= Beginning of Section =
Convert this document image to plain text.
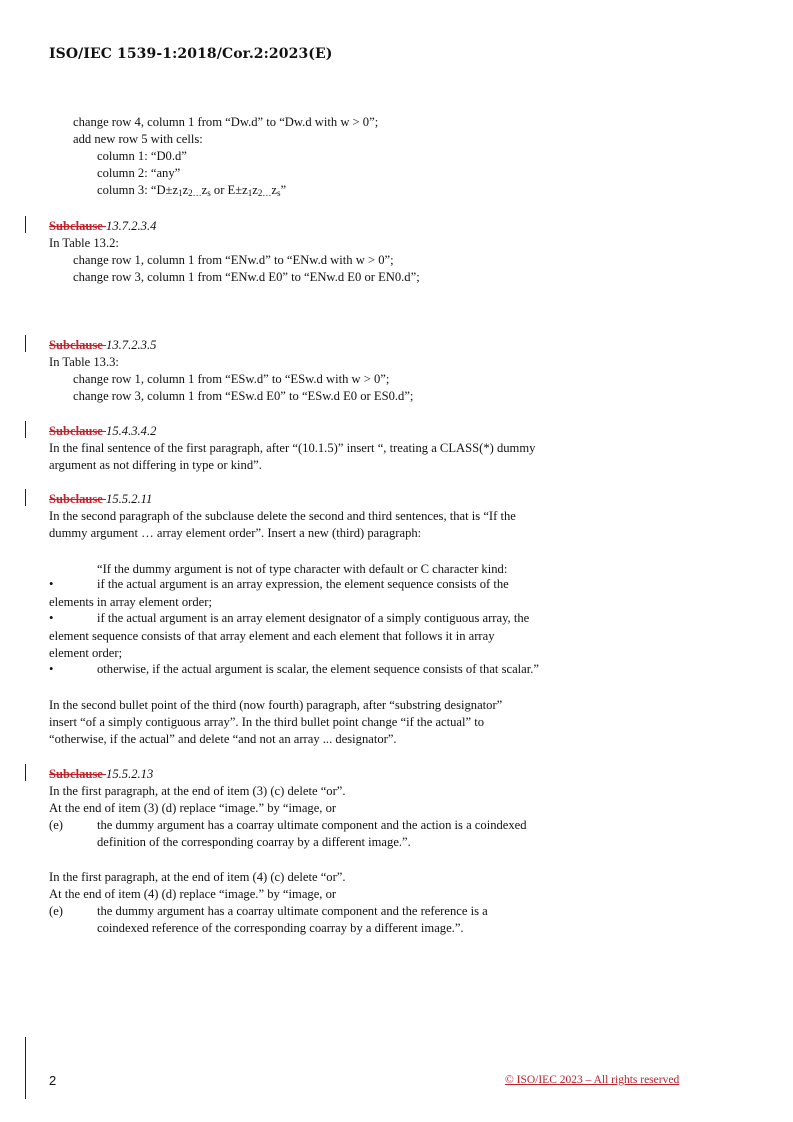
ISO/IEC 1539-1:2018/Cor.2:2023(E)
change row 4, column 1 from “Dw.d” to “Dw.d with w > 0”;
add new row 5 with cells:
column 1: “D0.d”
column 2: “any”
column 3: “$D\pm z_1z_{2\dots}z_s$ or $E\pm z_1z_{2\dots}z_s$”
Subclause 13.7.2.3.4
In Table 13.2:
change row 1, column 1 from “ENw.d” to “ENw.d with w > 0”;
change row 3, column 1 from “ENw.d E0” to “ENw.d E0 or EN0.d”;
Subclause 13.7.2.3.5
In Table 13.3:
change row 1, column 1 from “ESw.d” to “ESw.d with w > 0”;
change row 3, column 1 from “ESw.d E0” to “ESw.d E0 or ES0.d”;
Subclause 15.4.3.4.2
In the final sentence of the first paragraph, after “(10.1.5)” insert “, treating a CLASS(*) dummy
argument as not differing in type or kind”.
Subclause 15.5.2.11
In the second paragraph of the subclause delete the second and third sentences, that is “If the
dummy argument … array element order”. Insert a new (third) paragraph:
“If the dummy argument is not of type character with default or C character kind:
•	if the actual argument is an array expression, the element sequence consists of the
elements in array element order;
•	if the actual argument is an array element designator of a simply contiguous array, the
element sequence consists of that array element and each element that follows it in array
element order;
•	otherwise, if the actual argument is scalar, the element sequence consists of that scalar.”
In the second bullet point of the third (now fourth) paragraph, after “substring designator”
insert “of a simply contiguous array”. In the third bullet point change “if the actual” to
“otherwise, if the actual” and delete “and not an array ... designator”.
Subclause 15.5.2.13
In the first paragraph, at the end of item (3) (c) delete “or”.
At the end of item (3) (d) replace “image.” by “image, or
(e)	the dummy argument has a coarray ultimate component and the action is a coindexed
definition of the corresponding coarray by a different image.”.
In the first paragraph, at the end of item (4) (c) delete “or”.
At the end of item (4) (d) replace “image.” by “image, or
(e)	the dummy argument has a coarray ultimate component and the reference is a
coindexed reference of the corresponding coarray by a different image.”.
2	© ISO/IEC 2023 – All rights reserved
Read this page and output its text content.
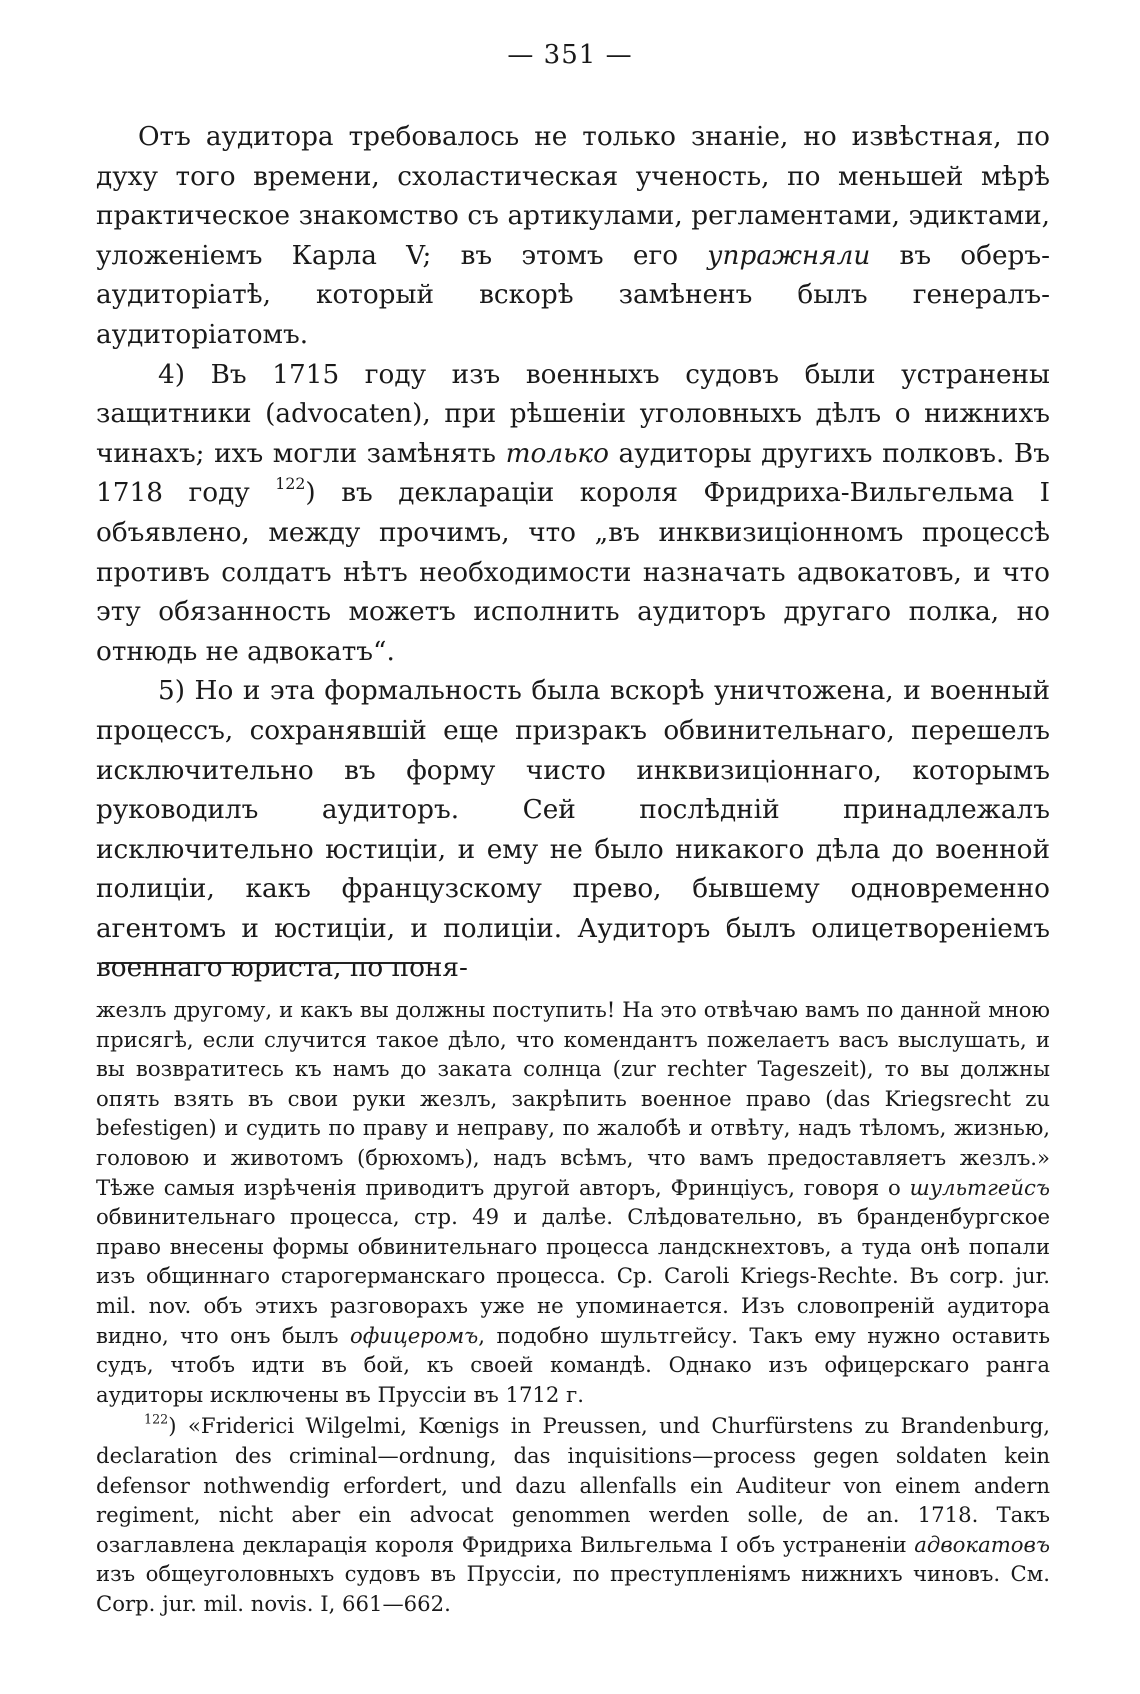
— 351 —

Отъ аудитора требовалось не только знанiе, но извѣстная, по духу того времени, схоластическая ученость, по меньшей мѣрѣ практическое знакомство съ артикулами, регламентами, эдиктами, уложенiемъ Карла V; въ этомъ его упражняли въ оберъ-аудиторiатѣ, который вскорѣ замѣненъ былъ генералъ-аудиторiатомъ.

4) Въ 1715 году изъ военныхъ судовъ были устранены защитники (advocaten), при рѣшенiи уголовныхъ дѣлъ о нижнихъ чинахъ; ихъ могли замѣнять только аудиторы другихъ полковъ. Въ 1718 году $^{122}$) въ декларацiи короля Фридриха-Вильгельма I объявлено, между прочимъ, что „въ инквизицiонномъ процессѣ противъ солдатъ нѣтъ необходимости назначать адвокатовъ, и что эту обязанность можетъ исполнить аудиторъ другаго полка, но отнюдь не адвокатъ“.

5) Но и эта формальность была вскорѣ уничтожена, и военный процессъ, сохранявшiй еще призракъ обвинительнаго, перешелъ исключительно въ форму чисто инквизицiоннаго, которымъ руководилъ аудиторъ. Сей послѣднiй принадлежалъ исключительно юстицiи, и ему не было никакого дѣла до военной полицiи, какъ французскому прево, бывшему одновременно агентомъ и юстицiи, и полицiи. Аудиторъ былъ олицетворенiемъ военнаго юриста, по поня-

жезлъ другому, и какъ вы должны поступить! На это отвѣчаю вамъ по данной мною присягѣ, если случится такое дѣло, что комендантъ пожелаетъ васъ выслушать, и вы возвратитесь къ намъ до заката солнца (zur rechter Tageszeit), то вы должны опять взять въ свои руки жезлъ, закрѣпить военное право (das Kriegsrecht zu befestigen) и судить по праву и неправу, по жалобѣ и отвѣту, надъ тѣломъ, жизнью, головою и животомъ (брюхомъ), надъ всѣмъ, что вамъ предоставляетъ жезлъ.» Тѣже самыя изрѣченiя приводитъ другой авторъ, Фринцiусъ, говоря о шультгейсъ обвинительнаго процесса, стр. 49 и далѣе. Слѣдовательно, въ бранденбургское право внесены формы обвинительнаго процесса ландскнехтовъ, а туда онѣ попали изъ общиннаго старогерманскаго процесса. Cp. Caroli Kriegs-Rechte. Въ corp. jur. mil. nov. объ этихъ разговорахъ уже не упоминается. Изъ словопренiй аудитора видно, что онъ былъ офицеромъ, подобно шультгейсу. Такъ ему нужно оставить судъ, чтобъ идти въ бой, къ своей командѣ. Однако изъ офицерскаго ранга аудиторы исключены въ Пруссiи въ 1712 г.

$^{122}$) «Friderici Wilgelmi, Kœnigs in Preussen, und Churfürstens zu Brandenburg, declaration des criminal—ordnung, das inquisitions—process gegen soldaten kein defensor nothwendig erfordert, und dazu allenfalls ein Auditeur von einem andern regiment, nicht aber ein advocat genommen werden solle, de an. 1718. Такъ озаглавлена декларацiя короля Фридриха Вильгельма I объ устраненiи адвокатовъ изъ общеуголовныхъ судовъ въ Пруссiи, по преступленiямъ нижнихъ чиновъ. См. Corp. jur. mil. novis. I, 661—662.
= End of Section =
Exercise requirements: Search the records for the word "contiguous" and return every line that holds it.

Expected answer:
•	if the actual argument is an array element designator of a simply contiguous array, the
insert “of a simply contiguous array”. In the third bullet point change “if the actual” to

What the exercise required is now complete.